→ THE EXERCISE
What follows is a block of records; restate each one word for word.

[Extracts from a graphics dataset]
* Start *

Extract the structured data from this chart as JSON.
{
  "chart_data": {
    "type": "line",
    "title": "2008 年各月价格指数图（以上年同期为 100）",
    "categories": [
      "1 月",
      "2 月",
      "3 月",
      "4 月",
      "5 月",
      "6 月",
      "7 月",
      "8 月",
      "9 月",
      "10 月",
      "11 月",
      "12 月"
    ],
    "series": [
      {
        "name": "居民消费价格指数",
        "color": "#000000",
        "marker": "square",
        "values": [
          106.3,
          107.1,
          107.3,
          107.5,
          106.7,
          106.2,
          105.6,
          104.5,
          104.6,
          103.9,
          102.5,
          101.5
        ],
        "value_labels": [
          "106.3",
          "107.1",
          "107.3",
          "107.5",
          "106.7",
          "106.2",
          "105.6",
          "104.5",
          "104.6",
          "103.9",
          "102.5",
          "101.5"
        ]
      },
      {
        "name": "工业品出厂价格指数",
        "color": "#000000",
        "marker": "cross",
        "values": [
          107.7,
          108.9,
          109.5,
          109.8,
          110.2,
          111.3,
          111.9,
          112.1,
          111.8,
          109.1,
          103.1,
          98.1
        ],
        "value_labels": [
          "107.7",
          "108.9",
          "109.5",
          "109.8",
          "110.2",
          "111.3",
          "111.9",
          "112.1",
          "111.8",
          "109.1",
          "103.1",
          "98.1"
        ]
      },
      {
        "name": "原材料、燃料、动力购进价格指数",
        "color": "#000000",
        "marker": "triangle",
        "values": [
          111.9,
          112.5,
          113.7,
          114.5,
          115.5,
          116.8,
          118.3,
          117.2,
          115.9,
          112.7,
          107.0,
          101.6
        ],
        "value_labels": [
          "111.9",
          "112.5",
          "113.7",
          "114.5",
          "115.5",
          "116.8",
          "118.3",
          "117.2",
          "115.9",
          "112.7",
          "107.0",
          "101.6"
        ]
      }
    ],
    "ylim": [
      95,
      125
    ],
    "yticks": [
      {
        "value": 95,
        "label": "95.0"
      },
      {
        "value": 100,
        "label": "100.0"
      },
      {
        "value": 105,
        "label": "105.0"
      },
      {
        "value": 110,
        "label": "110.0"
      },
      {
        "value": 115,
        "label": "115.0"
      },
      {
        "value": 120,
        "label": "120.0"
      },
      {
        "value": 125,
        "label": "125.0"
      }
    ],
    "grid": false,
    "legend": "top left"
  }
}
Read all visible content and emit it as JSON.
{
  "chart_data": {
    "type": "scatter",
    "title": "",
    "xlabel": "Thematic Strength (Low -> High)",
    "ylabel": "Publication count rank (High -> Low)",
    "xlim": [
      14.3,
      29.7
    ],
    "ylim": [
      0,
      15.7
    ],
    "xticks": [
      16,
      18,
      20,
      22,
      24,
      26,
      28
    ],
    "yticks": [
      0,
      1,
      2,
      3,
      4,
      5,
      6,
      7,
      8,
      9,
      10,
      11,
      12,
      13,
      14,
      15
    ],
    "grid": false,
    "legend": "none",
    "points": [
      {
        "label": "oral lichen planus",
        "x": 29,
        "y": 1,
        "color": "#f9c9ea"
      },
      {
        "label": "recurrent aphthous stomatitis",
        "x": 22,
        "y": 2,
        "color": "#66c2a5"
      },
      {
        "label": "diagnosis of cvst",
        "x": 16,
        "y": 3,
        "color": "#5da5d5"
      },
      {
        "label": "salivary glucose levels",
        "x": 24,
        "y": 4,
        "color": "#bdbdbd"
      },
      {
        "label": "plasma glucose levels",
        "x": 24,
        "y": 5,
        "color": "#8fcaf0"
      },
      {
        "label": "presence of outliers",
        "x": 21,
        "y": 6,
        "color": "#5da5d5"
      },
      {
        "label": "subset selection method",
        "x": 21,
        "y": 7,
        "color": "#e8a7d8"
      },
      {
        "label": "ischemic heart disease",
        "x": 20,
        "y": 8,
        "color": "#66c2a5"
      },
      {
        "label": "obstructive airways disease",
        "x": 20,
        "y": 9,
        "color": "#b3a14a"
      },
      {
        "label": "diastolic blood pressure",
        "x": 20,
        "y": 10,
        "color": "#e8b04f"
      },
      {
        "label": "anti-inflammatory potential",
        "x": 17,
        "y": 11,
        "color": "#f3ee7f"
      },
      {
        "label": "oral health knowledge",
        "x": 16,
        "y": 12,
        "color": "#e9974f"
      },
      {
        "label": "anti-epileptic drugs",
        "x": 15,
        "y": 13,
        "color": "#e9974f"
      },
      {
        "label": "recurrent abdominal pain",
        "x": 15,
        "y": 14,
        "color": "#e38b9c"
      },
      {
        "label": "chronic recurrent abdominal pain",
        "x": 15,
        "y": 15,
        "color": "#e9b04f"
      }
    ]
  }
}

* End *

→ ANSWER FOR THE TASK
Extract the structured data from this chart as JSON.
{
  "chart_data": {
    "type": "line",
    "title": "2008 年各月价格指数图（以上年同期为 100）",
    "categories": [
      "1 月",
      "2 月",
      "3 月",
      "4 月",
      "5 月",
      "6 月",
      "7 月",
      "8 月",
      "9 月",
      "10 月",
      "11 月",
      "12 月"
    ],
    "series": [
      {
        "name": "居民消费价格指数",
        "color": "#000000",
        "marker": "square",
        "values": [
          106.3,
          107.1,
          107.3,
          107.5,
          106.7,
          106.2,
          105.6,
          104.5,
          104.6,
          103.9,
          102.5,
          101.5
        ],
        "value_labels": [
          "106.3",
          "107.1",
          "107.3",
          "107.5",
          "106.7",
          "106.2",
          "105.6",
          "104.5",
          "104.6",
          "103.9",
          "102.5",
          "101.5"
        ]
      },
      {
        "name": "工业品出厂价格指数",
        "color": "#000000",
        "marker": "cross",
        "values": [
          107.7,
          108.9,
          109.5,
          109.8,
          110.2,
          111.3,
          111.9,
          112.1,
          111.8,
          109.1,
          103.1,
          98.1
        ],
        "value_labels": [
          "107.7",
          "108.9",
          "109.5",
          "109.8",
          "110.2",
          "111.3",
          "111.9",
          "112.1",
          "111.8",
          "109.1",
          "103.1",
          "98.1"
        ]
      },
      {
        "name": "原材料、燃料、动力购进价格指数",
        "color": "#000000",
        "marker": "triangle",
        "values": [
          111.9,
          112.5,
          113.7,
          114.5,
          115.5,
          116.8,
          118.3,
          117.2,
          115.9,
          112.7,
          107.0,
          101.6
        ],
        "value_labels": [
          "111.9",
          "112.5",
          "113.7",
          "114.5",
          "115.5",
          "116.8",
          "118.3",
          "117.2",
          "115.9",
          "112.7",
          "107.0",
          "101.6"
        ]
      }
    ],
    "ylim": [
      95,
      125
    ],
    "yticks": [
      {
        "value": 95,
        "label": "95.0"
      },
      {
        "value": 100,
        "label": "100.0"
      },
      {
        "value": 105,
        "label": "105.0"
      },
      {
        "value": 110,
        "label": "110.0"
      },
      {
        "value": 115,
        "label": "115.0"
      },
      {
        "value": 120,
        "label": "120.0"
      },
      {
        "value": 125,
        "label": "125.0"
      }
    ],
    "grid": false,
    "legend": "top left"
  }
}
Read all visible content and emit it as JSON.
{
  "chart_data": {
    "type": "scatter",
    "title": "",
    "xlabel": "Thematic Strength (Low -> High)",
    "ylabel": "Publication count rank (High -> Low)",
    "xlim": [
      14.3,
      29.7
    ],
    "ylim": [
      0,
      15.7
    ],
    "xticks": [
      16,
      18,
      20,
      22,
      24,
      26,
      28
    ],
    "yticks": [
      0,
      1,
      2,
      3,
      4,
      5,
      6,
      7,
      8,
      9,
      10,
      11,
      12,
      13,
      14,
      15
    ],
    "grid": false,
    "legend": "none",
    "points": [
      {
        "label": "oral lichen planus",
        "x": 29,
        "y": 1,
        "color": "#f9c9ea"
      },
      {
        "label": "recurrent aphthous stomatitis",
        "x": 22,
        "y": 2,
        "color": "#66c2a5"
      },
      {
        "label": "diagnosis of cvst",
        "x": 16,
        "y": 3,
        "color": "#5da5d5"
      },
      {
        "label": "salivary glucose levels",
        "x": 24,
        "y": 4,
        "color": "#bdbdbd"
      },
      {
        "label": "plasma glucose levels",
        "x": 24,
        "y": 5,
        "color": "#8fcaf0"
      },
      {
        "label": "presence of outliers",
        "x": 21,
        "y": 6,
        "color": "#5da5d5"
      },
      {
        "label": "subset selection method",
        "x": 21,
        "y": 7,
        "color": "#e8a7d8"
      },
      {
        "label": "ischemic heart disease",
        "x": 20,
        "y": 8,
        "color": "#66c2a5"
      },
      {
        "label": "obstructive airways disease",
        "x": 20,
        "y": 9,
        "color": "#b3a14a"
      },
      {
        "label": "diastolic blood pressure",
        "x": 20,
        "y": 10,
        "color": "#e8b04f"
      },
      {
        "label": "anti-inflammatory potential",
        "x": 17,
        "y": 11,
        "color": "#f3ee7f"
      },
      {
        "label": "oral health knowledge",
        "x": 16,
        "y": 12,
        "color": "#e9974f"
      },
      {
        "label": "anti-epileptic drugs",
        "x": 15,
        "y": 13,
        "color": "#e9974f"
      },
      {
        "label": "recurrent abdominal pain",
        "x": 15,
        "y": 14,
        "color": "#e38b9c"
      },
      {
        "label": "chronic recurrent abdominal pain",
        "x": 15,
        "y": 15,
        "color": "#e9b04f"
      }
    ]
  }
}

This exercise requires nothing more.